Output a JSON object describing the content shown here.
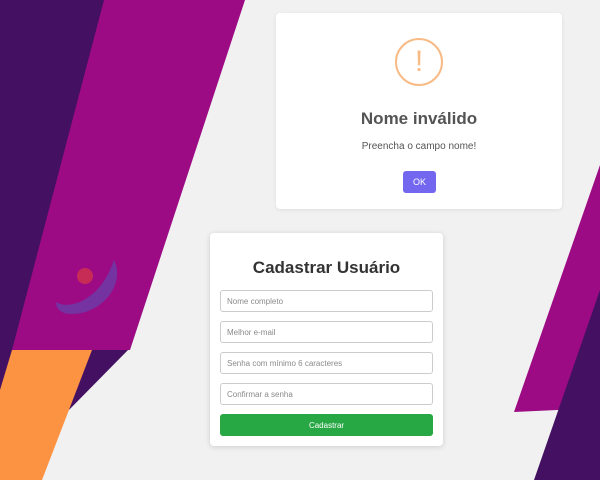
{
  "colors": {
    "dark_purple": "#431062",
    "magenta": "#9c0b84",
    "orange": "#fc9343",
    "light_bg": "#f1f1f1",
    "logo_dot": "#c72c56",
    "logo_arc": "#6e3aa6",
    "warning": "#f8bb86",
    "ok_button": "#7367f0",
    "submit_button": "#28a745"
  },
  "alert": {
    "icon": "exclamation-icon",
    "icon_glyph": "!",
    "title": "Nome inválido",
    "text": "Preencha o campo nome!",
    "ok_label": "OK"
  },
  "form": {
    "title": "Cadastrar Usuário",
    "fields": [
      {
        "placeholder": "Nome completo",
        "value": ""
      },
      {
        "placeholder": "Melhor e-mail",
        "value": ""
      },
      {
        "placeholder": "Senha com mínimo 6 caracteres",
        "value": ""
      },
      {
        "placeholder": "Confirmar a senha",
        "value": ""
      }
    ],
    "submit_label": "Cadastrar"
  }
}
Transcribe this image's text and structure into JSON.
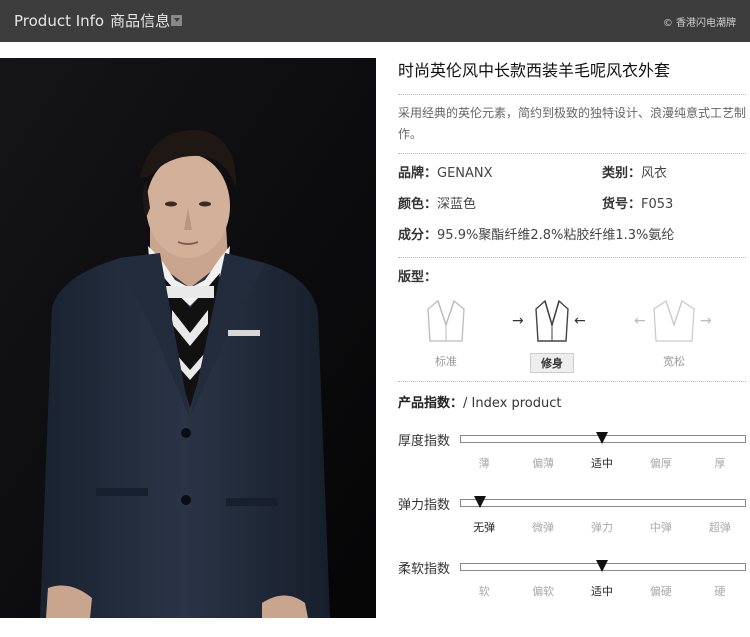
{
  "header": {
    "title_en": "Product Info",
    "title_cn": "商品信息",
    "brand": "© 香港闪电潮牌"
  },
  "product": {
    "title": "时尚英伦风中长款西装羊毛呢风衣外套",
    "description": "采用经典的英伦元素，简约到极致的独特设计、浪漫纯意式工艺制作。",
    "brand_label": "品牌：",
    "brand_value": "GENANX",
    "category_label": "类别：",
    "category_value": "风衣",
    "color_label": "颜色：",
    "color_value": "深蓝色",
    "sku_label": "货号：",
    "sku_value": "F053",
    "material_label": "成分：",
    "material_value": "95.9%聚酯纤维2.8%粘胶纤维1.3%氨纶"
  },
  "fit": {
    "label": "版型：",
    "options": [
      "标准",
      "修身",
      "宽松"
    ],
    "selected": "修身"
  },
  "index": {
    "label": "产品指数：",
    "label_en": "/ Index product",
    "scales": [
      {
        "name": "厚度指数",
        "ticks": [
          "薄",
          "偏薄",
          "适中",
          "偏厚",
          "厚"
        ],
        "selected_index": 2,
        "level": 0.5
      },
      {
        "name": "弹力指数",
        "ticks": [
          "无弹",
          "微弹",
          "弹力",
          "中弹",
          "超弹"
        ],
        "selected_index": 0,
        "level": 0.07
      },
      {
        "name": "柔软指数",
        "ticks": [
          "软",
          "偏软",
          "适中",
          "偏硬",
          "硬"
        ],
        "selected_index": 2,
        "level": 0.5
      }
    ]
  },
  "colors": {
    "header_bg": "#3d3d3d",
    "photo_bg": "#0b0b0d",
    "suit": "#1f2838"
  }
}
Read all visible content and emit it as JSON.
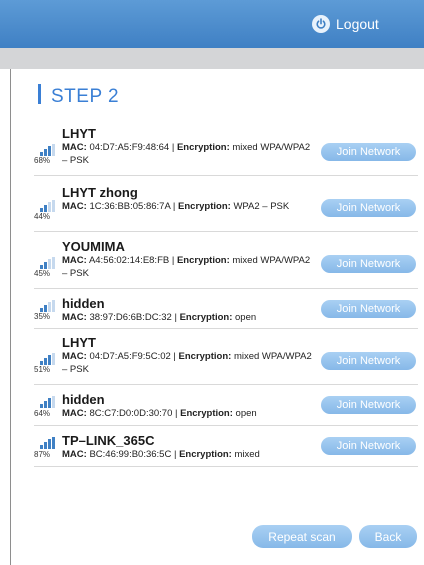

▶ [Problem details]: Your task is an exact transcription of all the data, minus the pictures.

▶ [Task answer]:
Output a JSON object describing the content shown here.
{
  "colors": {
    "dark_purple": "#431062",
    "magenta": "#9c0b84",
    "orange": "#fc9343",
    "light_bg": "#f1f1f1",
    "logo_dot": "#c72c56",
    "logo_arc": "#6e3aa6",
    "warning": "#f8bb86",
    "ok_button": "#7367f0",
    "submit_button": "#28a745"
  },
  "alert": {
    "icon": "exclamation-icon",
    "icon_glyph": "!",
    "title": "Nome inválido",
    "text": "Preencha o campo nome!",
    "ok_label": "OK"
  },
  "form": {
    "title": "Cadastrar Usuário",
    "fields": [
      {
        "placeholder": "Nome completo",
        "value": ""
      },
      {
        "placeholder": "Melhor e-mail",
        "value": ""
      },
      {
        "placeholder": "Senha com mínimo 6 caracteres",
        "value": ""
      },
      {
        "placeholder": "Confirmar a senha",
        "value": ""
      }
    ],
    "submit_label": "Cadastrar"
  }
}
Transcribe this image's text and structure into JSON.
{
  "header": {
    "title_en": "Product Info",
    "title_cn": "商品信息",
    "brand": "© 香港闪电潮牌"
  },
  "product": {
    "title": "时尚英伦风中长款西装羊毛呢风衣外套",
    "description": "采用经典的英伦元素，简约到极致的独特设计、浪漫纯意式工艺制作。",
    "brand_label": "品牌：",
    "brand_value": "GENANX",
    "category_label": "类别：",
    "category_value": "风衣",
    "color_label": "颜色：",
    "color_value": "深蓝色",
    "sku_label": "货号：",
    "sku_value": "F053",
    "material_label": "成分：",
    "material_value": "95.9%聚酯纤维2.8%粘胶纤维1.3%氨纶"
  },
  "fit": {
    "label": "版型：",
    "options": [
      "标准",
      "修身",
      "宽松"
    ],
    "selected": "修身"
  },
  "index": {
    "label": "产品指数：",
    "label_en": "/ Index product",
    "scales": [
      {
        "name": "厚度指数",
        "ticks": [
          "薄",
          "偏薄",
          "适中",
          "偏厚",
          "厚"
        ],
        "selected_index": 2,
        "level": 0.5
      },
      {
        "name": "弹力指数",
        "ticks": [
          "无弹",
          "微弹",
          "弹力",
          "中弹",
          "超弹"
        ],
        "selected_index": 0,
        "level": 0.07
      },
      {
        "name": "柔软指数",
        "ticks": [
          "软",
          "偏软",
          "适中",
          "偏硬",
          "硬"
        ],
        "selected_index": 2,
        "level": 0.5
      }
    ]
  },
  "colors": {
    "header_bg": "#3d3d3d",
    "photo_bg": "#0b0b0d",
    "suit": "#1f2838"
  }
}
Read all visible content and emit it as JSON.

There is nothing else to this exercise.